**Job:** Scan the entries for the string "xlabel" and give the number of lines that have it, nothing further.

-- begin Material to process --

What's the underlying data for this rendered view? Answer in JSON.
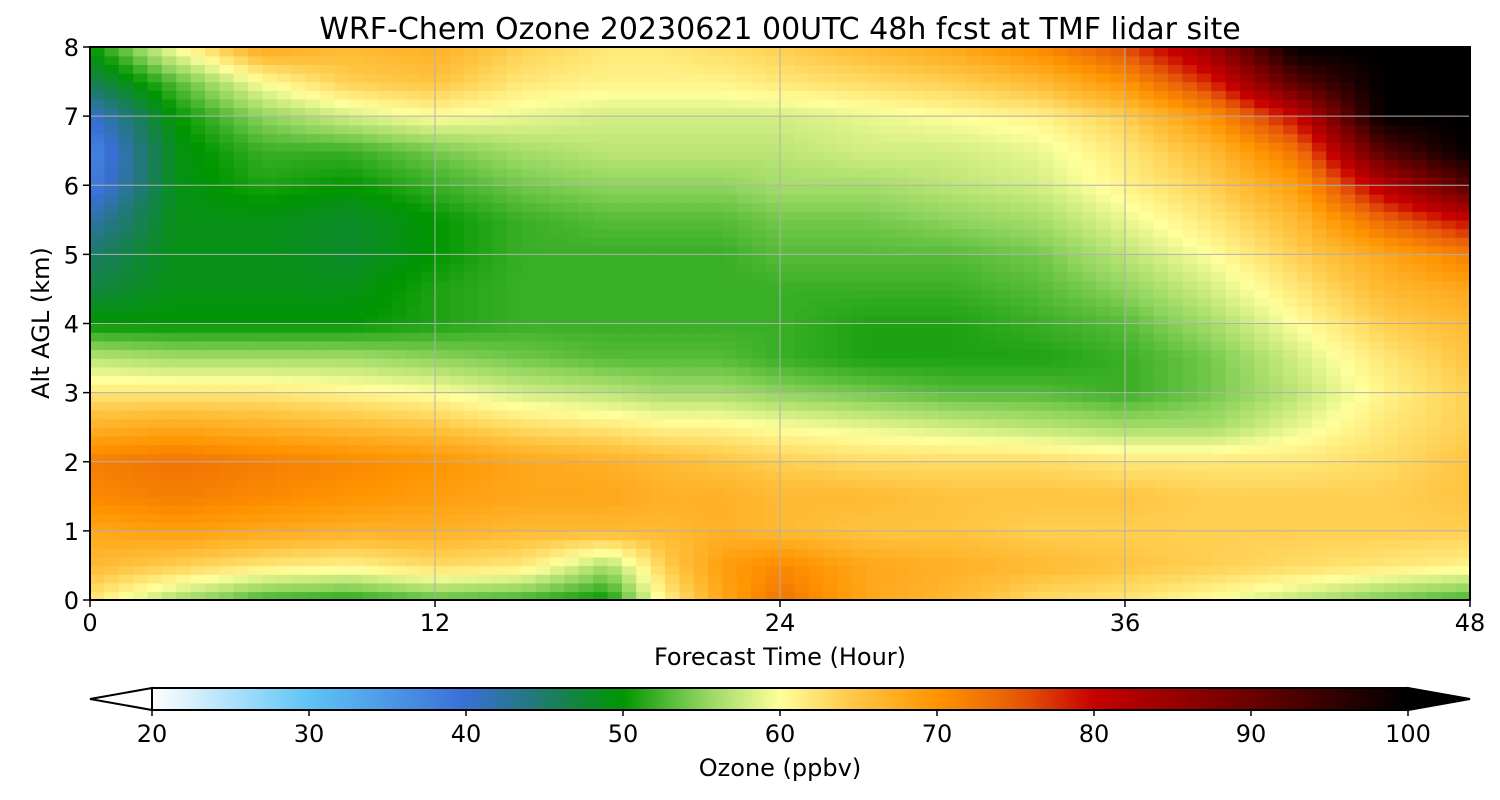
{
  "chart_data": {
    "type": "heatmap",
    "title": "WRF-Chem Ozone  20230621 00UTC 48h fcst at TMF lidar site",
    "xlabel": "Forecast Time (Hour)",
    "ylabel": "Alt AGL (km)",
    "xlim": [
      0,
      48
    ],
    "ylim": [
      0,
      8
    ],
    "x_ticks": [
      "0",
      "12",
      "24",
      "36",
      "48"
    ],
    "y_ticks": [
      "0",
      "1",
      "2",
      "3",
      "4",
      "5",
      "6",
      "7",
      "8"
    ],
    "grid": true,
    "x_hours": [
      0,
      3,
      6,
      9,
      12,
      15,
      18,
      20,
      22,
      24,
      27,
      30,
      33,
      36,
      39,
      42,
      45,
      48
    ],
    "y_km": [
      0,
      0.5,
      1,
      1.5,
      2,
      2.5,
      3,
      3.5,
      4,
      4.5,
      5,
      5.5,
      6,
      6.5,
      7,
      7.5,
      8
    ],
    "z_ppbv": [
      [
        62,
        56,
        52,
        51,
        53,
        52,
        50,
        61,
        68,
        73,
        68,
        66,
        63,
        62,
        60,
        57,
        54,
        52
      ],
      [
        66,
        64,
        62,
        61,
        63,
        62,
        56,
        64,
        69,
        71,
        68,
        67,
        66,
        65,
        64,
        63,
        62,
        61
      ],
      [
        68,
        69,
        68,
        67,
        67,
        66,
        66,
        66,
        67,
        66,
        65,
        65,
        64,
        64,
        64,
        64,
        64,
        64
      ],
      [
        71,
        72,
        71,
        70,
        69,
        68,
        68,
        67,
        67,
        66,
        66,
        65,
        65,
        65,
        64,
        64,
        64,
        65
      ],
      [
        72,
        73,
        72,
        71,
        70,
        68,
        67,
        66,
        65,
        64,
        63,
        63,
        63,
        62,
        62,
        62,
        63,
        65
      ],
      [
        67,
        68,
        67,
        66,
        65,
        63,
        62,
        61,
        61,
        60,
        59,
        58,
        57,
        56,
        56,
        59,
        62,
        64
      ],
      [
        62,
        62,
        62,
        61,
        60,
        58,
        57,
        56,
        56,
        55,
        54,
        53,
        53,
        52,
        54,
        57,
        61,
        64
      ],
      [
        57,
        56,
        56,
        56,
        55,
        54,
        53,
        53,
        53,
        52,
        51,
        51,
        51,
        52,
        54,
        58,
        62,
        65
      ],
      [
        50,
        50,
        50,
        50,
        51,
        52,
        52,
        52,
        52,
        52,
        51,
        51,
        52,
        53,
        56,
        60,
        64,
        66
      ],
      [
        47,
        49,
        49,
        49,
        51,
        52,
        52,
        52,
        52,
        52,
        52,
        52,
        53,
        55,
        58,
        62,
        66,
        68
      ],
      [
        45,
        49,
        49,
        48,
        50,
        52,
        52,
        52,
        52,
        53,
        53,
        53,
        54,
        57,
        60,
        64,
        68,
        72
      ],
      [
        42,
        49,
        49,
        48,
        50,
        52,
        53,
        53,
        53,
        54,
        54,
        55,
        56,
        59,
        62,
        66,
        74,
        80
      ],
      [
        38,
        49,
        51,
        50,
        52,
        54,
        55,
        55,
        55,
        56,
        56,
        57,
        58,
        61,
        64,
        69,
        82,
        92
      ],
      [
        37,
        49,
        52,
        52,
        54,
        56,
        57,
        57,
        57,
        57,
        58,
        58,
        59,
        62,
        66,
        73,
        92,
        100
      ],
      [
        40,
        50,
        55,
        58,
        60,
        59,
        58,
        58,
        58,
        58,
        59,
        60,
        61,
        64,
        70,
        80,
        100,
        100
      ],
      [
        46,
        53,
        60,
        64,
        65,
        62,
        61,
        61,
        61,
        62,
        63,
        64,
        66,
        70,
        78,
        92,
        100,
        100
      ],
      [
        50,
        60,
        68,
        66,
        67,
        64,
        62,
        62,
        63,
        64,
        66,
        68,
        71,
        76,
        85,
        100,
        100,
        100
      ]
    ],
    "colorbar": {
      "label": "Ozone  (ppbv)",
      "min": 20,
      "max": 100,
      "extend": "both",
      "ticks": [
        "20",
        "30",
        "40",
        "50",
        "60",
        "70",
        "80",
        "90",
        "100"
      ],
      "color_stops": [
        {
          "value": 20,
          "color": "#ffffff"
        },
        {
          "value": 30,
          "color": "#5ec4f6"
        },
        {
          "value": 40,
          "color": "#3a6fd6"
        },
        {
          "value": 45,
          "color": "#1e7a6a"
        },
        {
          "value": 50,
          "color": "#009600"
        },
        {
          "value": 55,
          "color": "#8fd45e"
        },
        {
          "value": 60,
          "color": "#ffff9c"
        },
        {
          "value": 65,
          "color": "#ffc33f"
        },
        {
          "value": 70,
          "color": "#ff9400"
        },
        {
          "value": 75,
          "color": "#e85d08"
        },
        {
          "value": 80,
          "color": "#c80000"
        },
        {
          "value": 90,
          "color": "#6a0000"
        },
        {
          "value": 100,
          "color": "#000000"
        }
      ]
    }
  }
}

-- end Material to process --
-- begin Material to process --

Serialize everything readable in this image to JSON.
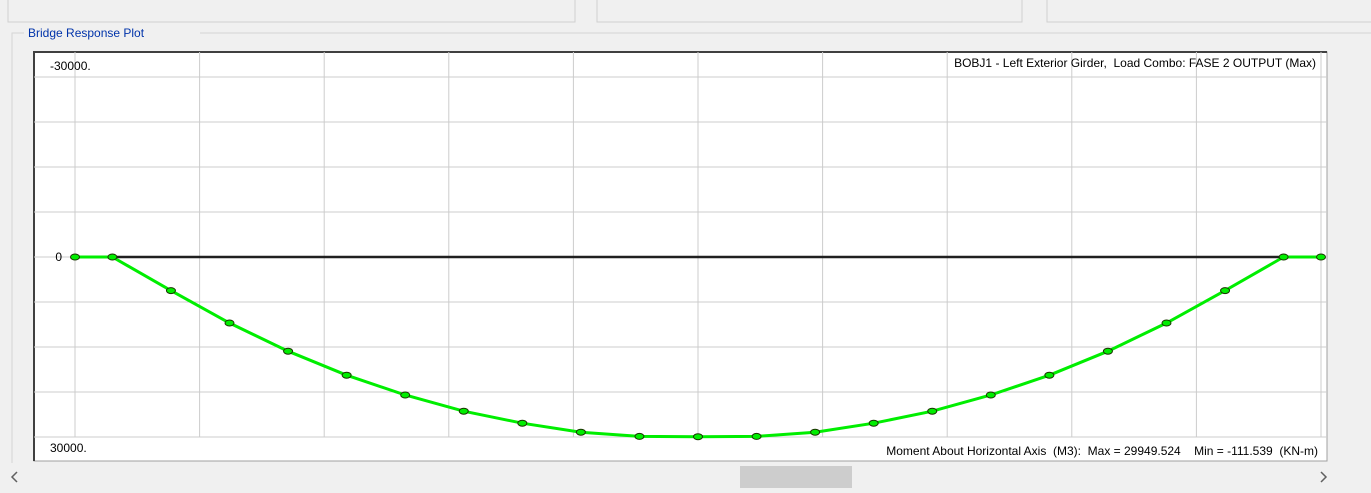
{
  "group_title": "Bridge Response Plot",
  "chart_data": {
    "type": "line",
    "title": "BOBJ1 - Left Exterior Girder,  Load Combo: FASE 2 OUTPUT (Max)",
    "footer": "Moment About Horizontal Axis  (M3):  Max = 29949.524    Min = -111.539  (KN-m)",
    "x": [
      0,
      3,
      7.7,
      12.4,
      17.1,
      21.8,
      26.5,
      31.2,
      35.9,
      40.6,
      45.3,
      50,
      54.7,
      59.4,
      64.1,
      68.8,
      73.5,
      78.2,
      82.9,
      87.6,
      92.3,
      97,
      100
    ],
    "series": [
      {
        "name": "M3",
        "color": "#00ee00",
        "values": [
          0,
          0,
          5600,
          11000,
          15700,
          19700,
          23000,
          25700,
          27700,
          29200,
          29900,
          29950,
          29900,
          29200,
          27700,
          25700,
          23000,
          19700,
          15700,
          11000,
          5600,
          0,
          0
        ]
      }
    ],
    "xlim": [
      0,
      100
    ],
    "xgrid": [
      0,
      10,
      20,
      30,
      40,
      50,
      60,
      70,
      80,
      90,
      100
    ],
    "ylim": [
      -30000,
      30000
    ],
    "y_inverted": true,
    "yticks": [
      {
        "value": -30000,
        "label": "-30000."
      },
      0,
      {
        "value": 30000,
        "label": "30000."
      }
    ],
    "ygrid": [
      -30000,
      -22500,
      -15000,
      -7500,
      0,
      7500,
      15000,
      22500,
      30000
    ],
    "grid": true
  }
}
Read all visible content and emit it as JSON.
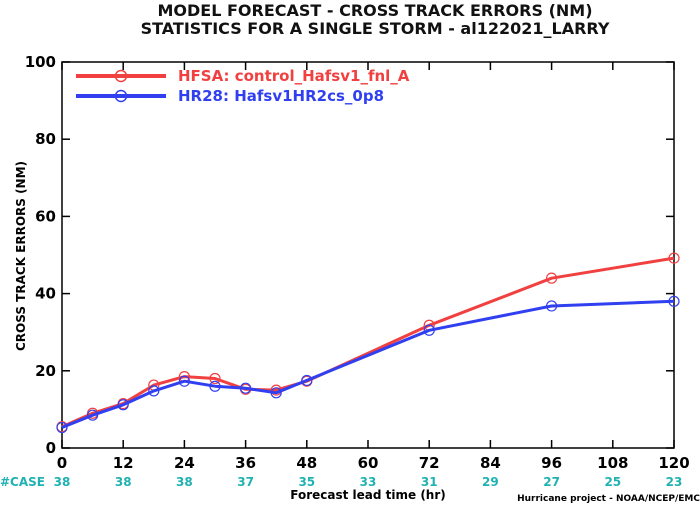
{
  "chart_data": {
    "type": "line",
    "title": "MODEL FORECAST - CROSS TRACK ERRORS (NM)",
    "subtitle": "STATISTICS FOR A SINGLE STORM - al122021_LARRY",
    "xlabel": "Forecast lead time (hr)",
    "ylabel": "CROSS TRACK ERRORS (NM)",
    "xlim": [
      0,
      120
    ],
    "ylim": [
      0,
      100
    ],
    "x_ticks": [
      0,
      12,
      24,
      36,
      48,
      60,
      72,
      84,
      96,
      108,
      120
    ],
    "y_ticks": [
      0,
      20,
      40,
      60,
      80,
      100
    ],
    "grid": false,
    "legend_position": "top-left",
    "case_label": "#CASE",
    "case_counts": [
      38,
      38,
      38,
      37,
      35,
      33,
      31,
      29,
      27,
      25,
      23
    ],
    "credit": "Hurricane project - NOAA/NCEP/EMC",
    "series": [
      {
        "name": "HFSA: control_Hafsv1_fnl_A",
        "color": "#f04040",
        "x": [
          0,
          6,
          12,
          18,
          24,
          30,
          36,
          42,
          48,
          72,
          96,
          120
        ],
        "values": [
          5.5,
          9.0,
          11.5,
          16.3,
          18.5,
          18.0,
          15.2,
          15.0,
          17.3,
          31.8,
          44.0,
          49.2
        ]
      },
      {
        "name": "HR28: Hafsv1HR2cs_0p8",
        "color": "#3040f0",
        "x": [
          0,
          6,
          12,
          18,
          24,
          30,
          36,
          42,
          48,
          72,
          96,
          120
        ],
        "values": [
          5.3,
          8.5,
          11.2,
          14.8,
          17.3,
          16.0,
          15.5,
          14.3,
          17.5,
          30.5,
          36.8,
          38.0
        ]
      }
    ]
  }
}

-- end Material to process --

**Written response:** 2